- **Aim**: From the records below, pick out each line that contains the word "List" and copy it in full.

- **Record extracts**:
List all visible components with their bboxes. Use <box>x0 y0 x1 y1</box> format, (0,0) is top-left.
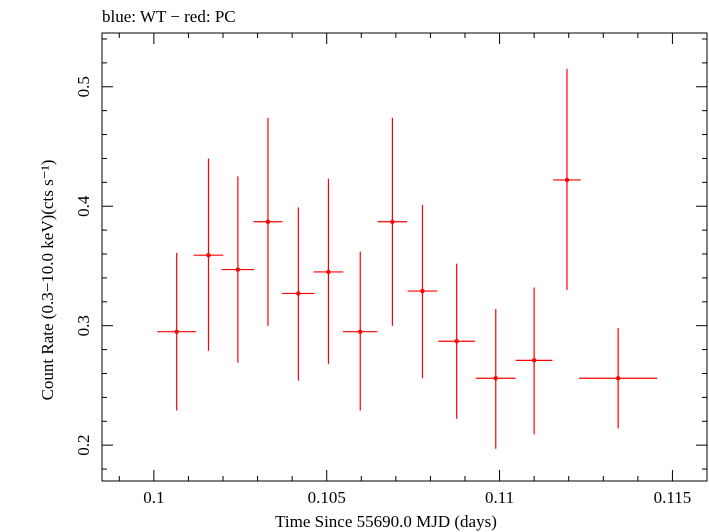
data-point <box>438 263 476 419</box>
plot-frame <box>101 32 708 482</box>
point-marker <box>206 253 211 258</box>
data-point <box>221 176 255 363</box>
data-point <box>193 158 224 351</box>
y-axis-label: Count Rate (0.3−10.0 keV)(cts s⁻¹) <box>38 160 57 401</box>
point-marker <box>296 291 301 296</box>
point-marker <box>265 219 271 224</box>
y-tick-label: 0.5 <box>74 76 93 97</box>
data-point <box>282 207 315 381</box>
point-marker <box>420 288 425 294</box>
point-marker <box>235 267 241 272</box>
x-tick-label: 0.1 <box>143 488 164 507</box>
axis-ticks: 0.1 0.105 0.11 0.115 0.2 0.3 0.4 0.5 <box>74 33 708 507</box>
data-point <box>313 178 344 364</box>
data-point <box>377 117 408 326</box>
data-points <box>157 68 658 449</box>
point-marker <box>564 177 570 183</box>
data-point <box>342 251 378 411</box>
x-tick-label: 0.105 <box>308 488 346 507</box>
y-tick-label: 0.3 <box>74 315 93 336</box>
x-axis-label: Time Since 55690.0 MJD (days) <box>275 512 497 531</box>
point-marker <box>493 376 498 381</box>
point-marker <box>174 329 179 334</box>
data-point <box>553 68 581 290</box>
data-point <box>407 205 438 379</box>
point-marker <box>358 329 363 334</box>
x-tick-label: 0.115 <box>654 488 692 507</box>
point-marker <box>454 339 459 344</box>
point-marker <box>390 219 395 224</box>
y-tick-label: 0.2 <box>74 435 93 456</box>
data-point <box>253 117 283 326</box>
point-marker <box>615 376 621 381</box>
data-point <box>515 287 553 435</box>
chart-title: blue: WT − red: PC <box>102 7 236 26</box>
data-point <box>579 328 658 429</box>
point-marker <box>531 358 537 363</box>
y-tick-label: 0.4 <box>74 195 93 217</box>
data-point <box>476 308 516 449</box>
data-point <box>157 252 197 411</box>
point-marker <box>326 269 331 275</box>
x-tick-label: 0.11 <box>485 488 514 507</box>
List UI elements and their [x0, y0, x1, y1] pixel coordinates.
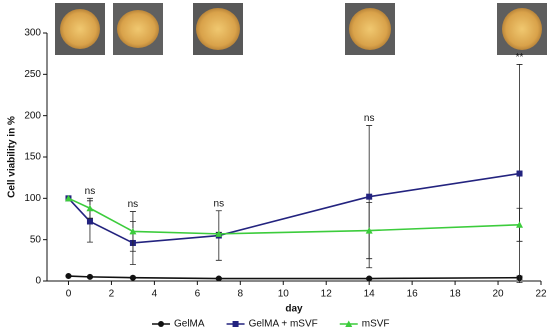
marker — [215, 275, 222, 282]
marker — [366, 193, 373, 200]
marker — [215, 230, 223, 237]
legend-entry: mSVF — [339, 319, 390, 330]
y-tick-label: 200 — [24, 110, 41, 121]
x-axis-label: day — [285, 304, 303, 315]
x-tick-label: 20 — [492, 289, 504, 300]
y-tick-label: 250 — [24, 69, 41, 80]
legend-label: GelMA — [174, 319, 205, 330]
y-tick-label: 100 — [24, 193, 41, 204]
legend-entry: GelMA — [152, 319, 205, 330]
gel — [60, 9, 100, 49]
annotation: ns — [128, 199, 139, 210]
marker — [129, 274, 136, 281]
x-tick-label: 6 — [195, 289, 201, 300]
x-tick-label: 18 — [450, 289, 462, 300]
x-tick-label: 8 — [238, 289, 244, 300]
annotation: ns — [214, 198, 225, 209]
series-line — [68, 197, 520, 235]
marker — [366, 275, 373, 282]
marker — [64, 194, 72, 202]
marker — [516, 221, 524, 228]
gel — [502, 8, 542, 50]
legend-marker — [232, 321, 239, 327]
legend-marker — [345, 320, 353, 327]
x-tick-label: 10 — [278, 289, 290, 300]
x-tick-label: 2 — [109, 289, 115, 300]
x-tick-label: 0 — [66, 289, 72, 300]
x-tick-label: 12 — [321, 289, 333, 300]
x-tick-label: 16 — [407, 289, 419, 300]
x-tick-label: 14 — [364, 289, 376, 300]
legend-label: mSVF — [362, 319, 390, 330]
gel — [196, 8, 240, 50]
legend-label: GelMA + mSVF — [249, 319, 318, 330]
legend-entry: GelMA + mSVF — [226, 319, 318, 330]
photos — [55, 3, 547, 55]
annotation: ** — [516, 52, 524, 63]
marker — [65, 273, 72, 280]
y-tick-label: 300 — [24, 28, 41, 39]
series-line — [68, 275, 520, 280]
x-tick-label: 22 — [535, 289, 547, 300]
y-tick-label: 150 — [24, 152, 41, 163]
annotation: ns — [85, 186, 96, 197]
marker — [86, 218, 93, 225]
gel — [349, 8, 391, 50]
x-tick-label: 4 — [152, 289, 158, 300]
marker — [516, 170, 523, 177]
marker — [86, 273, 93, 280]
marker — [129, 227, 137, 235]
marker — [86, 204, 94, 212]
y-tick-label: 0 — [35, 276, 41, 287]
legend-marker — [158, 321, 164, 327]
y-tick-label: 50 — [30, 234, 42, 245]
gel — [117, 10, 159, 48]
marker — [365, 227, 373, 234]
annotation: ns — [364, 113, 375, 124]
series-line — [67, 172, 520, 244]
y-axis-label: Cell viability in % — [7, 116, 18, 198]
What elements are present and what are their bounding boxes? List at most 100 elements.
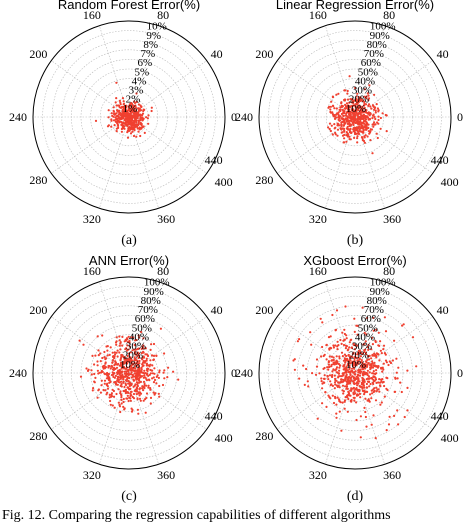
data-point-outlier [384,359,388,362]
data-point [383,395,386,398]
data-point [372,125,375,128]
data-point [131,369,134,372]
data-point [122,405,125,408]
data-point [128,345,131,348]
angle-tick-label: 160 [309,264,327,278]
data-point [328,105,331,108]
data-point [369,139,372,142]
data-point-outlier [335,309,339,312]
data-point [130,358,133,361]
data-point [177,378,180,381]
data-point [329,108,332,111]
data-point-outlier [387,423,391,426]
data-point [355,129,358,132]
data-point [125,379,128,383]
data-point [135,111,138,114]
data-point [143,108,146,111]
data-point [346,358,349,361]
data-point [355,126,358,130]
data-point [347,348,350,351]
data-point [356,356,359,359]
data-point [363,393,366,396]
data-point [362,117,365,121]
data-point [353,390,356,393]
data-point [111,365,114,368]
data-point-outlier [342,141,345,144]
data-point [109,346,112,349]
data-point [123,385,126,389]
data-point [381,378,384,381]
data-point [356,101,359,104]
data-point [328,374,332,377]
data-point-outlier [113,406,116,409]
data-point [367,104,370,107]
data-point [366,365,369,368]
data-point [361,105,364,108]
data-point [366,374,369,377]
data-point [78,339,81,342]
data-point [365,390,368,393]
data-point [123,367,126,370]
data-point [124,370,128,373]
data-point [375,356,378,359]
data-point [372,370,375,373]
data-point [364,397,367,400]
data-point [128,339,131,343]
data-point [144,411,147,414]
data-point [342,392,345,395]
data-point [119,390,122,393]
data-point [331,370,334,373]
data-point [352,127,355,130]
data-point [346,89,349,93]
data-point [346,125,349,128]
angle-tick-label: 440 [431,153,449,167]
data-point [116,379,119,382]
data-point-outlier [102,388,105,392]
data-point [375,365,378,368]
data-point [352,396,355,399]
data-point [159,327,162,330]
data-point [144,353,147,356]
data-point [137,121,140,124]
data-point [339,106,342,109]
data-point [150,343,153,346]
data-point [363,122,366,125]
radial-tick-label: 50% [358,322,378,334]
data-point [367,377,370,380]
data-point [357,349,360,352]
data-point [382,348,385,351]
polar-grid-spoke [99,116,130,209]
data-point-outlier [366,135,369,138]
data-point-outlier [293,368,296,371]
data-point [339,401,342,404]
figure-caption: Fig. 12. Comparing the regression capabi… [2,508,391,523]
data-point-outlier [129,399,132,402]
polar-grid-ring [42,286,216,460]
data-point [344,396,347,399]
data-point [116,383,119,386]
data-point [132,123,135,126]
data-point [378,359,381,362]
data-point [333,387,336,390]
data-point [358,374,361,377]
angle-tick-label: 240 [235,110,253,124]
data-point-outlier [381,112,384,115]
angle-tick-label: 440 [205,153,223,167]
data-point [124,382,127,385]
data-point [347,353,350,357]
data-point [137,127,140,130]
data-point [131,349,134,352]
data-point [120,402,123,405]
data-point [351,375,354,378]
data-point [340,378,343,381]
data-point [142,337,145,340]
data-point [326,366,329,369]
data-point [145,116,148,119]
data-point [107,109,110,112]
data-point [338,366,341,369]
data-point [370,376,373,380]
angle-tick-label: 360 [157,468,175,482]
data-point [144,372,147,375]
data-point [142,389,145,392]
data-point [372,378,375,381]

- **The solution**:
List all visible components with their bboxes. Use <box>x0 y0 x1 y1</box> format, (0,0) is top-left.
List UI elements and their [x0, y0, x1, y1] pixel coordinates.
What elements are present and what are their bounding boxes? List at most 100 elements.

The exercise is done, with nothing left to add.